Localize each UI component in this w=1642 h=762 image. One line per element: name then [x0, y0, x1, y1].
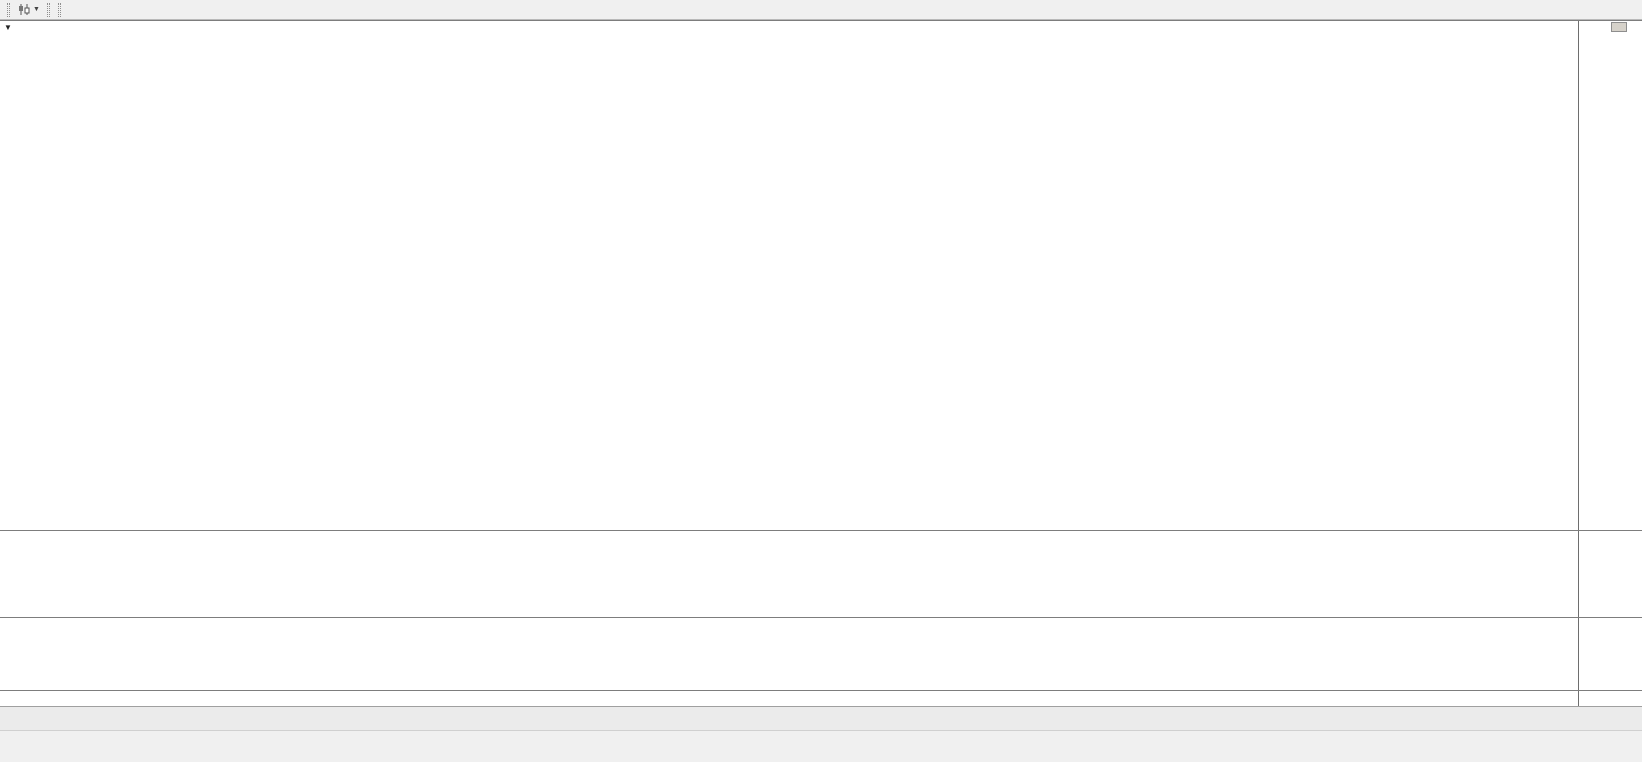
main-axis[interactable]: [1578, 21, 1642, 530]
rsi-pane: [0, 530, 1642, 617]
main-plot[interactable]: ▼: [0, 21, 1578, 530]
main-pane: ▼: [0, 21, 1642, 530]
toolbar-grip-2[interactable]: [46, 2, 50, 17]
macd-plot[interactable]: [0, 618, 1578, 690]
rsi-axis[interactable]: [1578, 531, 1642, 617]
rsi-plot[interactable]: [0, 531, 1578, 617]
xaxis-corner: [1578, 691, 1642, 706]
chart-window: ▼: [0, 20, 1642, 706]
time-axis-row: [0, 690, 1642, 706]
macd-pane: [0, 617, 1642, 690]
toolbar-grip-3[interactable]: [57, 2, 61, 17]
top-toolbar: ▼: [0, 0, 1642, 20]
toolbar-grip[interactable]: [7, 2, 10, 17]
status-bar: [0, 730, 1642, 762]
one-click-trading-icon[interactable]: ▼: [4, 23, 12, 32]
chevron-down-icon: ▼: [33, 6, 40, 13]
xaxis-plot[interactable]: [0, 691, 1578, 706]
chart-tabs-bar: [0, 706, 1642, 730]
chart-corner-button[interactable]: [1611, 22, 1627, 32]
chart-title: ▼: [4, 23, 26, 32]
macd-axis[interactable]: [1578, 618, 1642, 690]
chart-type-button[interactable]: ▼: [14, 2, 43, 18]
candlestick-chart-icon: [19, 4, 30, 15]
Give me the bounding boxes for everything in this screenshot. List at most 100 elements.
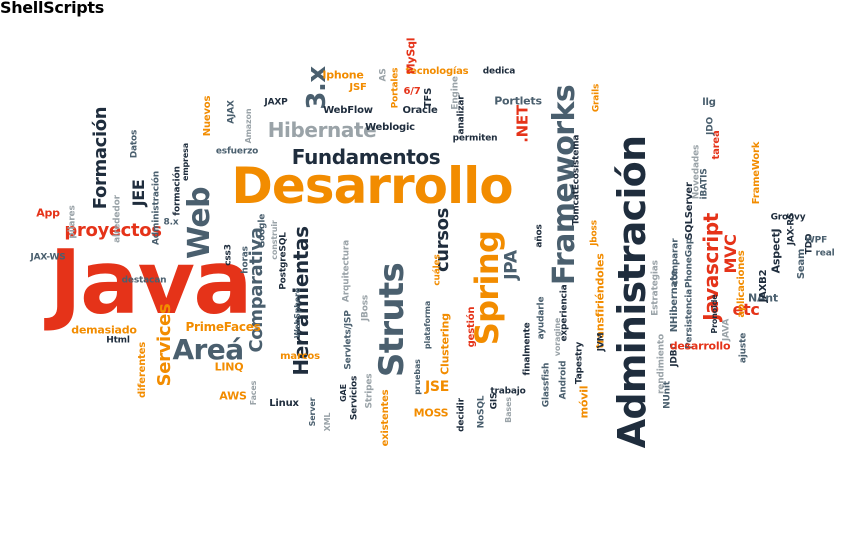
word-portales: Portales bbox=[390, 67, 401, 109]
word-linq: LINQ bbox=[214, 360, 244, 374]
word-primefaces: PrimeFaces bbox=[185, 320, 261, 334]
word-jvm: JVM bbox=[596, 332, 607, 352]
word-permiten: permiten bbox=[452, 133, 498, 144]
word-weblogic: Weblogic bbox=[365, 122, 415, 133]
word-struts: Struts bbox=[372, 262, 412, 378]
word-real: real bbox=[815, 248, 835, 259]
word-pruebas: pruebas bbox=[413, 359, 422, 395]
word-portlets: Portlets bbox=[494, 94, 542, 108]
word-moss: MOSS bbox=[413, 406, 449, 420]
word-desarrollo-small: desarrollo bbox=[669, 339, 731, 353]
word-framework: FrameWork bbox=[751, 141, 762, 205]
word-linux: Linux bbox=[269, 398, 299, 409]
word-jax-ws: JAX-WS bbox=[30, 252, 66, 263]
word-etc: etc bbox=[732, 300, 760, 319]
word-estrategias: Estrategias bbox=[650, 260, 661, 316]
word-esfuerzo: esfuerzo bbox=[215, 146, 259, 157]
word-nhibernate: NHibernate bbox=[669, 269, 680, 333]
word-servlets-jsp: Servlets/JSP bbox=[343, 310, 354, 370]
word-proyectos: proyectos bbox=[64, 220, 162, 241]
word-servicios: Servicios bbox=[349, 375, 360, 421]
word-jaxp: JAXP bbox=[264, 97, 288, 108]
word-grails: Grails bbox=[591, 83, 602, 113]
word-ibatis: iBATIS bbox=[699, 168, 710, 200]
word-phonegap: PhoneGap bbox=[684, 237, 695, 289]
word-jpa: JPA bbox=[501, 250, 522, 280]
word-anos: años bbox=[534, 224, 545, 248]
word-cuales: cuáles bbox=[432, 254, 443, 286]
word-administracion: Administración bbox=[610, 135, 654, 449]
word-webflow: WebFlow bbox=[323, 105, 373, 116]
word-empresa: empresa bbox=[181, 143, 190, 181]
word-ajax: AJAX bbox=[226, 100, 237, 124]
word-xml: XML bbox=[323, 412, 332, 432]
word-groovy: Groovy bbox=[770, 212, 806, 223]
word-bases: Bases bbox=[504, 397, 513, 423]
word-java: Java bbox=[49, 231, 253, 334]
word-jboss-small: Jboss bbox=[589, 220, 600, 246]
word-shellscripts: ShellScripts bbox=[0, 0, 104, 17]
word-plataforma: plataforma bbox=[423, 300, 432, 350]
word-decidir: decidir bbox=[456, 398, 467, 432]
word-postgresql: PostgreSQL bbox=[278, 232, 289, 290]
word-jdo: JDO bbox=[705, 117, 716, 135]
word-stripes: Stripes bbox=[364, 373, 375, 409]
word-nunit: NUnit bbox=[662, 381, 673, 409]
word-alrededor: alrededor bbox=[112, 195, 123, 243]
word-java-small: JAVA bbox=[721, 318, 732, 342]
word-aws: AWS bbox=[219, 389, 247, 403]
word-jaxb2: JAXB2 bbox=[758, 269, 769, 303]
word-formacion: Formación bbox=[90, 106, 111, 210]
word-area: Areá bbox=[172, 333, 244, 366]
word-demasiado: demasiado bbox=[71, 323, 137, 337]
word-desarrollo: Desarrollo bbox=[231, 157, 513, 215]
word-tecnologias: tecnologías bbox=[405, 66, 469, 77]
word-gestion: gestión bbox=[466, 306, 477, 348]
word-nuevos: Nuevos bbox=[202, 95, 213, 137]
word-net: .NET bbox=[513, 105, 532, 143]
word-google: Google bbox=[257, 213, 268, 249]
word-marcos: marcos bbox=[280, 351, 320, 362]
word-trabajo: trabajo bbox=[490, 386, 526, 397]
word-6-7: 6/7 bbox=[403, 86, 421, 97]
word-tomcat-ecosistema: TomcatEcosistema bbox=[571, 134, 582, 226]
word-dedica: dedica bbox=[482, 66, 516, 77]
word-glassfish: Glassfish bbox=[541, 362, 552, 408]
word-gae: GAE bbox=[339, 384, 348, 402]
word-jee: JEE bbox=[129, 179, 148, 207]
word-faces: Faces bbox=[249, 380, 258, 406]
word-nosql: NoSQL bbox=[476, 395, 487, 429]
word-8x: 8.x bbox=[163, 217, 179, 228]
word-oracle: Oracle bbox=[402, 105, 438, 116]
word-fundamentos: Fundamentos bbox=[291, 145, 441, 169]
word-app: App bbox=[36, 206, 60, 220]
word-datos: Datos bbox=[129, 129, 140, 159]
word-html: Html bbox=[106, 335, 130, 346]
word-nant: NAnt bbox=[748, 291, 778, 305]
word-aspectj: AspectJ bbox=[769, 228, 783, 274]
word-arquitectura: Arquitectura bbox=[341, 239, 352, 303]
word-jsf: JSF bbox=[349, 82, 367, 93]
word-server: Server bbox=[308, 397, 317, 427]
word-wpf: WPF bbox=[804, 235, 828, 246]
word-websphere: WebSphere bbox=[293, 287, 302, 339]
word-tapestry: Tapestry bbox=[574, 341, 585, 385]
word-experiencia: experiencia bbox=[559, 284, 570, 342]
word-mysql: MySql bbox=[404, 37, 418, 75]
word-horas: horas bbox=[240, 246, 251, 274]
word-finalmente: finalmente bbox=[522, 322, 533, 376]
word-existentes: existentes bbox=[380, 389, 391, 447]
word-amazon: Amazon bbox=[244, 108, 253, 144]
word-android: Android bbox=[558, 360, 569, 400]
word-pilares: pilares bbox=[67, 205, 78, 239]
word-ayudarle: ayudarle bbox=[536, 296, 547, 340]
word-analizar: analizar bbox=[456, 95, 467, 135]
word-clustering: Clustering bbox=[438, 313, 452, 375]
word-jse: JSE bbox=[424, 379, 450, 395]
word-diferentes: diferentes bbox=[137, 341, 148, 399]
word-as: AS bbox=[378, 68, 389, 82]
word-web: Web bbox=[182, 186, 217, 260]
word-hibernate: Hibernate bbox=[267, 118, 377, 142]
word-aplicaciones: aplicaciones bbox=[736, 250, 747, 318]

________________

Work to complete
Change every "bbox" to "box" in the records from the line with "word-portales: Portales bbox=[390, 67, 401, 109]" to the line with "word-nhibernate: NHibernate bbox=[669, 269, 680, 333]", and give back only those lines with nothing else altered.

Output for this task
word-portales: Portales box=[390, 67, 401, 109]
word-linq: LINQ box=[214, 360, 244, 374]
word-primefaces: PrimeFaces box=[185, 320, 261, 334]
word-jvm: JVM box=[596, 332, 607, 352]
word-permiten: permiten box=[452, 133, 498, 144]
word-weblogic: Weblogic box=[365, 122, 415, 133]
word-struts: Struts box=[372, 262, 412, 378]
word-real: real box=[815, 248, 835, 259]
word-pruebas: pruebas box=[413, 359, 422, 395]
word-portlets: Portlets box=[494, 94, 542, 108]
word-moss: MOSS box=[413, 406, 449, 420]
word-desarrollo-small: desarrollo box=[669, 339, 731, 353]
word-framework: FrameWork box=[751, 141, 762, 205]
word-linux: Linux box=[269, 398, 299, 409]
word-jax-ws: JAX-WS box=[30, 252, 66, 263]
word-etc: etc box=[732, 300, 760, 319]
word-estrategias: Estrategias box=[650, 260, 661, 316]
word-esfuerzo: esfuerzo box=[215, 146, 259, 157]
word-nhibernate: NHibernate box=[669, 269, 680, 333]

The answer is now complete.